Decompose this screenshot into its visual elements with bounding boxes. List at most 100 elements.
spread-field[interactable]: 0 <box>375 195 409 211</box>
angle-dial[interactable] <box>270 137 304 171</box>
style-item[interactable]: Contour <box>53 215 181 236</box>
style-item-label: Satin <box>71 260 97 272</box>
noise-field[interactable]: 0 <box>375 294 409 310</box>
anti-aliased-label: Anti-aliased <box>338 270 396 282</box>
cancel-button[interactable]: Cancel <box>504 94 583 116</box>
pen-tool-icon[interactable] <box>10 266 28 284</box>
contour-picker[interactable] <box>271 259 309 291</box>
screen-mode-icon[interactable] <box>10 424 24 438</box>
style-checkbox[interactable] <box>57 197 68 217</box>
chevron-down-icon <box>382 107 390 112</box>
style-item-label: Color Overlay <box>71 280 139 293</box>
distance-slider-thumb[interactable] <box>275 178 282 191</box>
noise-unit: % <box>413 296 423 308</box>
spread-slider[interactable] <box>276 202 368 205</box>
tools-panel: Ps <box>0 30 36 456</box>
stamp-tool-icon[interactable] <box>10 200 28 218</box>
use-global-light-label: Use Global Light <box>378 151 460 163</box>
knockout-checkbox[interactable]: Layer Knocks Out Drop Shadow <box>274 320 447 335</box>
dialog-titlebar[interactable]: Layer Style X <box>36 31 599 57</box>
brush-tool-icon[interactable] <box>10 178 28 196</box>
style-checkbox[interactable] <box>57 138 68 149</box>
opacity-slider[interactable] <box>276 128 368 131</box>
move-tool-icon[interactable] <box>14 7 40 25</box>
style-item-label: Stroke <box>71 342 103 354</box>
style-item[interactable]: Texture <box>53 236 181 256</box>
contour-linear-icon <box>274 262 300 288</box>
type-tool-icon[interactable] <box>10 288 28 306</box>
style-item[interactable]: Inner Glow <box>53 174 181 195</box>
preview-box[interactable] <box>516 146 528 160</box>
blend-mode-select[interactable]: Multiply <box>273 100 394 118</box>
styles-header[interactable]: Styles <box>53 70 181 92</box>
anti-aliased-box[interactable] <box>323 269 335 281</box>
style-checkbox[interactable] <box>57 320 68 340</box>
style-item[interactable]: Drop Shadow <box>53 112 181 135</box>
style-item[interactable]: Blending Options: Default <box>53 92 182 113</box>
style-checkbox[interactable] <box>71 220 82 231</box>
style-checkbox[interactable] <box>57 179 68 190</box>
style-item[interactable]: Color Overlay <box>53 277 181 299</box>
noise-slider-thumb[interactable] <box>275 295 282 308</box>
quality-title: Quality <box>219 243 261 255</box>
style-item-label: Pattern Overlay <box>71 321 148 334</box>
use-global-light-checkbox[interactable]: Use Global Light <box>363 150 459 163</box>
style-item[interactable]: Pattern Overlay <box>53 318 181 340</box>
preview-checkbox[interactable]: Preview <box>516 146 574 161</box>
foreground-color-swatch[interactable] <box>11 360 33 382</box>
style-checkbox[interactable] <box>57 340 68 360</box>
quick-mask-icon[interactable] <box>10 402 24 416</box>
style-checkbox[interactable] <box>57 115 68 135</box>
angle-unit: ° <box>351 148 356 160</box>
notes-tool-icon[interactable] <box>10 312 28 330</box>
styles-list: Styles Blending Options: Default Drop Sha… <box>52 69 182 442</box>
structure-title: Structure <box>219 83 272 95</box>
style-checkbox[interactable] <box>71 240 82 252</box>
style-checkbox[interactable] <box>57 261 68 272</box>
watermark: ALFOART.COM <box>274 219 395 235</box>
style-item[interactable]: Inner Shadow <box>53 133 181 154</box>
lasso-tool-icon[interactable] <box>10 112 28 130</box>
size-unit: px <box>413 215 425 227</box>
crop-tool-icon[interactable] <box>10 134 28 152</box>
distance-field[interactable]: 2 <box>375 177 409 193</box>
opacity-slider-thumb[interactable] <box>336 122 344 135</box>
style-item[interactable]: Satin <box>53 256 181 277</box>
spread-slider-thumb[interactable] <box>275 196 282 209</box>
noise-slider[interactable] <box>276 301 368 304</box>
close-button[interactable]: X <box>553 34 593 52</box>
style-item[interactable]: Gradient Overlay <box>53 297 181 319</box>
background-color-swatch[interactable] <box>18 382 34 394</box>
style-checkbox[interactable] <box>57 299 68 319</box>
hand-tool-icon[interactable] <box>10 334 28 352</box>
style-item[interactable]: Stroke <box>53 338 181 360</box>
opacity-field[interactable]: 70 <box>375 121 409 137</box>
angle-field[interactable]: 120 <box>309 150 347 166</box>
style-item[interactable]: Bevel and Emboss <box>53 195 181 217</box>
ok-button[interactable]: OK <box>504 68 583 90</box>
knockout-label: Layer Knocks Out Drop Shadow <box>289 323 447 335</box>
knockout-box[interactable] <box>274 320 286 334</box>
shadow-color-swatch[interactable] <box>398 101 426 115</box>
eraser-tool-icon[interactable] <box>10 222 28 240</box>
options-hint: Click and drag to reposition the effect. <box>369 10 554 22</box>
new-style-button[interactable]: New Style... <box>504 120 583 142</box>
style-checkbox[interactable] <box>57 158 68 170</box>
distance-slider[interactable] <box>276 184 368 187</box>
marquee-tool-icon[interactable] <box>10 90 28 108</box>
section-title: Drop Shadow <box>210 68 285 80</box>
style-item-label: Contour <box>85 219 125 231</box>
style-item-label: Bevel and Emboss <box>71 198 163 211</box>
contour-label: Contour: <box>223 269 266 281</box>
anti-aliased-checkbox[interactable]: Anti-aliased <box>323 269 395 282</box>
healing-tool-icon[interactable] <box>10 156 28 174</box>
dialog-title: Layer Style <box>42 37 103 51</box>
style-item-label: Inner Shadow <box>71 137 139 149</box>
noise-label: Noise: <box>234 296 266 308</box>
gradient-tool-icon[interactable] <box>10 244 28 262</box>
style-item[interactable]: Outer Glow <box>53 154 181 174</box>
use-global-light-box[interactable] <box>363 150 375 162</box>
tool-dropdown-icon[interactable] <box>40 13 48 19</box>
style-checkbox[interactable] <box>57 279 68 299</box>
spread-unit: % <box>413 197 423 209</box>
────────────────────
* _REQUIRED TASK_
Quote all of the entries above word for word, keeping every line as it appears.

* _WRITTEN ANSWER_
Decompose this screenshot into its visual elements with bounding boxes. List at most 100 elements.
spread-field[interactable]: 0 <box>375 195 409 211</box>
angle-dial[interactable] <box>270 137 304 171</box>
style-item[interactable]: Contour <box>53 215 181 236</box>
style-item-label: Satin <box>71 260 97 272</box>
noise-field[interactable]: 0 <box>375 294 409 310</box>
anti-aliased-label: Anti-aliased <box>338 270 396 282</box>
cancel-button[interactable]: Cancel <box>504 94 583 116</box>
pen-tool-icon[interactable] <box>10 266 28 284</box>
contour-picker[interactable] <box>271 259 309 291</box>
screen-mode-icon[interactable] <box>10 424 24 438</box>
style-checkbox[interactable] <box>57 197 68 217</box>
chevron-down-icon <box>382 107 390 112</box>
style-item-label: Color Overlay <box>71 280 139 293</box>
distance-slider-thumb[interactable] <box>275 178 282 191</box>
noise-unit: % <box>413 296 423 308</box>
spread-slider[interactable] <box>276 202 368 205</box>
tools-panel: Ps <box>0 30 36 456</box>
stamp-tool-icon[interactable] <box>10 200 28 218</box>
use-global-light-label: Use Global Light <box>378 151 460 163</box>
knockout-checkbox[interactable]: Layer Knocks Out Drop Shadow <box>274 320 447 335</box>
dialog-titlebar[interactable]: Layer Style X <box>36 31 599 57</box>
brush-tool-icon[interactable] <box>10 178 28 196</box>
style-checkbox[interactable] <box>57 138 68 149</box>
opacity-slider[interactable] <box>276 128 368 131</box>
move-tool-icon[interactable] <box>14 7 40 25</box>
style-item-label: Stroke <box>71 342 103 354</box>
style-item[interactable]: Texture <box>53 236 181 256</box>
contour-linear-icon <box>274 262 300 288</box>
type-tool-icon[interactable] <box>10 288 28 306</box>
style-item[interactable]: Inner Glow <box>53 174 181 195</box>
preview-box[interactable] <box>516 146 528 160</box>
blend-mode-select[interactable]: Multiply <box>273 100 394 118</box>
styles-header[interactable]: Styles <box>53 70 181 92</box>
anti-aliased-box[interactable] <box>323 269 335 281</box>
style-checkbox[interactable] <box>57 320 68 340</box>
style-item[interactable]: Drop Shadow <box>53 112 181 135</box>
style-item[interactable]: Blending Options: Default <box>53 92 182 113</box>
style-checkbox[interactable] <box>71 220 82 231</box>
style-checkbox[interactable] <box>57 179 68 190</box>
style-item[interactable]: Color Overlay <box>53 277 181 299</box>
noise-slider-thumb[interactable] <box>275 295 282 308</box>
quality-title: Quality <box>219 243 261 255</box>
style-item-label: Pattern Overlay <box>71 321 148 334</box>
use-global-light-checkbox[interactable]: Use Global Light <box>363 150 459 163</box>
style-item[interactable]: Pattern Overlay <box>53 318 181 340</box>
preview-checkbox[interactable]: Preview <box>516 146 574 161</box>
foreground-color-swatch[interactable] <box>11 360 33 382</box>
style-checkbox[interactable] <box>57 340 68 360</box>
quick-mask-icon[interactable] <box>10 402 24 416</box>
style-checkbox[interactable] <box>57 115 68 135</box>
angle-unit: ° <box>351 148 356 160</box>
notes-tool-icon[interactable] <box>10 312 28 330</box>
styles-list: Styles Blending Options: Default Drop Sha… <box>52 69 182 442</box>
structure-title: Structure <box>219 83 272 95</box>
style-checkbox[interactable] <box>71 240 82 252</box>
style-checkbox[interactable] <box>57 261 68 272</box>
watermark: ALFOART.COM <box>274 219 395 235</box>
style-item[interactable]: Inner Shadow <box>53 133 181 154</box>
lasso-tool-icon[interactable] <box>10 112 28 130</box>
size-unit: px <box>413 215 425 227</box>
crop-tool-icon[interactable] <box>10 134 28 152</box>
distance-field[interactable]: 2 <box>375 177 409 193</box>
opacity-slider-thumb[interactable] <box>336 122 344 135</box>
style-item[interactable]: Satin <box>53 256 181 277</box>
spread-slider-thumb[interactable] <box>275 196 282 209</box>
noise-slider[interactable] <box>276 301 368 304</box>
close-button[interactable]: X <box>553 34 593 52</box>
style-item[interactable]: Gradient Overlay <box>53 297 181 319</box>
background-color-swatch[interactable] <box>18 382 34 394</box>
style-checkbox[interactable] <box>57 299 68 319</box>
hand-tool-icon[interactable] <box>10 334 28 352</box>
style-item[interactable]: Stroke <box>53 338 181 360</box>
opacity-field[interactable]: 70 <box>375 121 409 137</box>
angle-field[interactable]: 120 <box>309 150 347 166</box>
style-item[interactable]: Bevel and Emboss <box>53 195 181 217</box>
ok-button[interactable]: OK <box>504 68 583 90</box>
knockout-label: Layer Knocks Out Drop Shadow <box>289 323 447 335</box>
knockout-box[interactable] <box>274 320 286 334</box>
shadow-color-swatch[interactable] <box>398 101 426 115</box>
eraser-tool-icon[interactable] <box>10 222 28 240</box>
options-hint: Click and drag to reposition the effect. <box>369 10 554 22</box>
new-style-button[interactable]: New Style... <box>504 120 583 142</box>
style-checkbox[interactable] <box>57 158 68 170</box>
distance-slider[interactable] <box>276 184 368 187</box>
marquee-tool-icon[interactable] <box>10 90 28 108</box>
section-title: Drop Shadow <box>210 68 285 80</box>
style-item-label: Contour <box>85 219 125 231</box>
style-item-label: Bevel and Emboss <box>71 198 163 211</box>
contour-label: Contour: <box>223 269 266 281</box>
anti-aliased-checkbox[interactable]: Anti-aliased <box>323 269 395 282</box>
healing-tool-icon[interactable] <box>10 156 28 174</box>
dialog-title: Layer Style <box>42 37 103 51</box>
style-item-label: Inner Shadow <box>71 137 139 149</box>
noise-label: Noise: <box>234 296 266 308</box>
gradient-tool-icon[interactable] <box>10 244 28 262</box>
style-item[interactable]: Outer Glow <box>53 154 181 174</box>
use-global-light-box[interactable] <box>363 150 375 162</box>
tool-dropdown-icon[interactable] <box>40 13 48 19</box>
style-checkbox[interactable] <box>57 279 68 299</box>
spread-unit: % <box>413 197 423 209</box>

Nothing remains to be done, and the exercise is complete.